### WHAT TO DO
Below are records; count the lines that contain "button" and give only the total.

--- GIVEN ENTRIES ---

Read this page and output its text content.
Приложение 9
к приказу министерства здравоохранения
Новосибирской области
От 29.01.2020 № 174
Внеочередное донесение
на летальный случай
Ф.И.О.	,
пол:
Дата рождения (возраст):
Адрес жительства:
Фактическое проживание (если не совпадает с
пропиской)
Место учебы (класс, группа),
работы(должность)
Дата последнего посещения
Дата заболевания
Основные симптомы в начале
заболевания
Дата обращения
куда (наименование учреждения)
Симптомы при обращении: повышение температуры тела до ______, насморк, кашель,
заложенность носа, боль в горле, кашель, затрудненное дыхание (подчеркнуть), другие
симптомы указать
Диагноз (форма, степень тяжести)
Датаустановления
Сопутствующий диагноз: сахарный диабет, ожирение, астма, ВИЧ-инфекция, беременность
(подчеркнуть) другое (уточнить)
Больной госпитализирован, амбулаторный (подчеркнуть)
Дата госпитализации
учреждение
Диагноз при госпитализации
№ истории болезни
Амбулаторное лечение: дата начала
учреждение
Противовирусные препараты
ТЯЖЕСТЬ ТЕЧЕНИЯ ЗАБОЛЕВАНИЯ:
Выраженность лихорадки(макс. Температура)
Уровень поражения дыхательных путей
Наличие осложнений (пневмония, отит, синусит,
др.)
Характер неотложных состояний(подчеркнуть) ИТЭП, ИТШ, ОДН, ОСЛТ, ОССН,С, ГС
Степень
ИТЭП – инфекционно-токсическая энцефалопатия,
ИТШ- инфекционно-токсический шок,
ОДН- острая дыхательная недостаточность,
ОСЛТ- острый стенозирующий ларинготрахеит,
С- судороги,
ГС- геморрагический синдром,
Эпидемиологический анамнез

---
--- GIVEN ENTRIES ---

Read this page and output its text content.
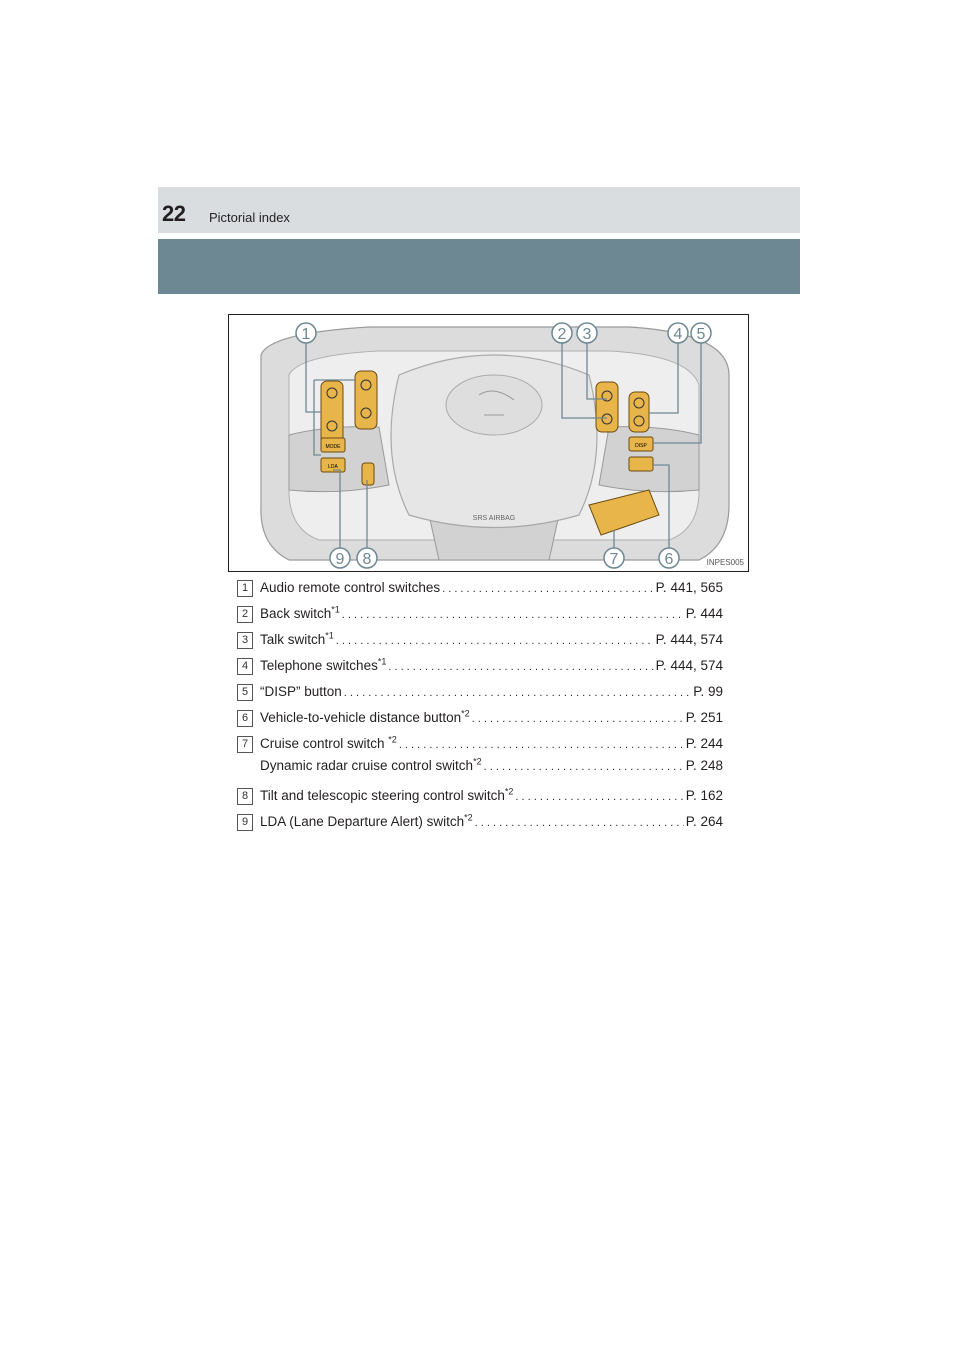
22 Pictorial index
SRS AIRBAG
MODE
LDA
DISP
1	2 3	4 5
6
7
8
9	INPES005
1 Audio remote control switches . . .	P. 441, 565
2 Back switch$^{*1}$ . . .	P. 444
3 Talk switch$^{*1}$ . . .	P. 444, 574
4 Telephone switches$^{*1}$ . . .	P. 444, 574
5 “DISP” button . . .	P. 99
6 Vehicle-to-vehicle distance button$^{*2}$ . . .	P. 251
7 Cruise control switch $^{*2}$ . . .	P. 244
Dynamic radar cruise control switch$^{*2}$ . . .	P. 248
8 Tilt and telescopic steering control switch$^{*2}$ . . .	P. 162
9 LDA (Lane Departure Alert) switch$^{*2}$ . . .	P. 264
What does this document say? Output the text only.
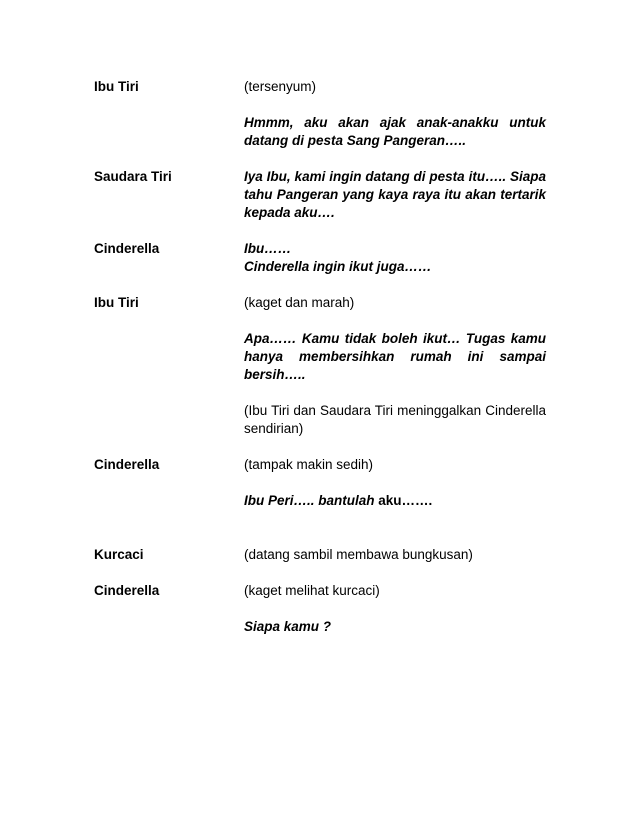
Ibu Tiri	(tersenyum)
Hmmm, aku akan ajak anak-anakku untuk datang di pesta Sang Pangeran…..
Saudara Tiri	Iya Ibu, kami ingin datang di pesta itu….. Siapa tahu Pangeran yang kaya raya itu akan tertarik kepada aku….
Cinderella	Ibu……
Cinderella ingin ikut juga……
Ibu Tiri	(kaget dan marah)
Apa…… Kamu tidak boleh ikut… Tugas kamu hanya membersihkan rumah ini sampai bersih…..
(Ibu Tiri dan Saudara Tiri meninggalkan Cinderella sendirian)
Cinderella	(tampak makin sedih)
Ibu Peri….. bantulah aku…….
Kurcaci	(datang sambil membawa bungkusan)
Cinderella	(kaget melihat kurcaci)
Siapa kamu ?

---
--- GIVEN ENTRIES ---

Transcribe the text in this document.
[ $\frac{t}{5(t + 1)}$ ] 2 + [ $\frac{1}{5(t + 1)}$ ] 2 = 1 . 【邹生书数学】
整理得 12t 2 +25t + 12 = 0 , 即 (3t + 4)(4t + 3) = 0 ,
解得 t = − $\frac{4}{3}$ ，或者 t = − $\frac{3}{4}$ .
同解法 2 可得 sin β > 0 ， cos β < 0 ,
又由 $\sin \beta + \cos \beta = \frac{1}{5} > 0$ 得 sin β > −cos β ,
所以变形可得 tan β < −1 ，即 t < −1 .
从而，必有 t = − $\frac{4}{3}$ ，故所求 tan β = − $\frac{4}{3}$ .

---

### WRITTEN SOLUTION
2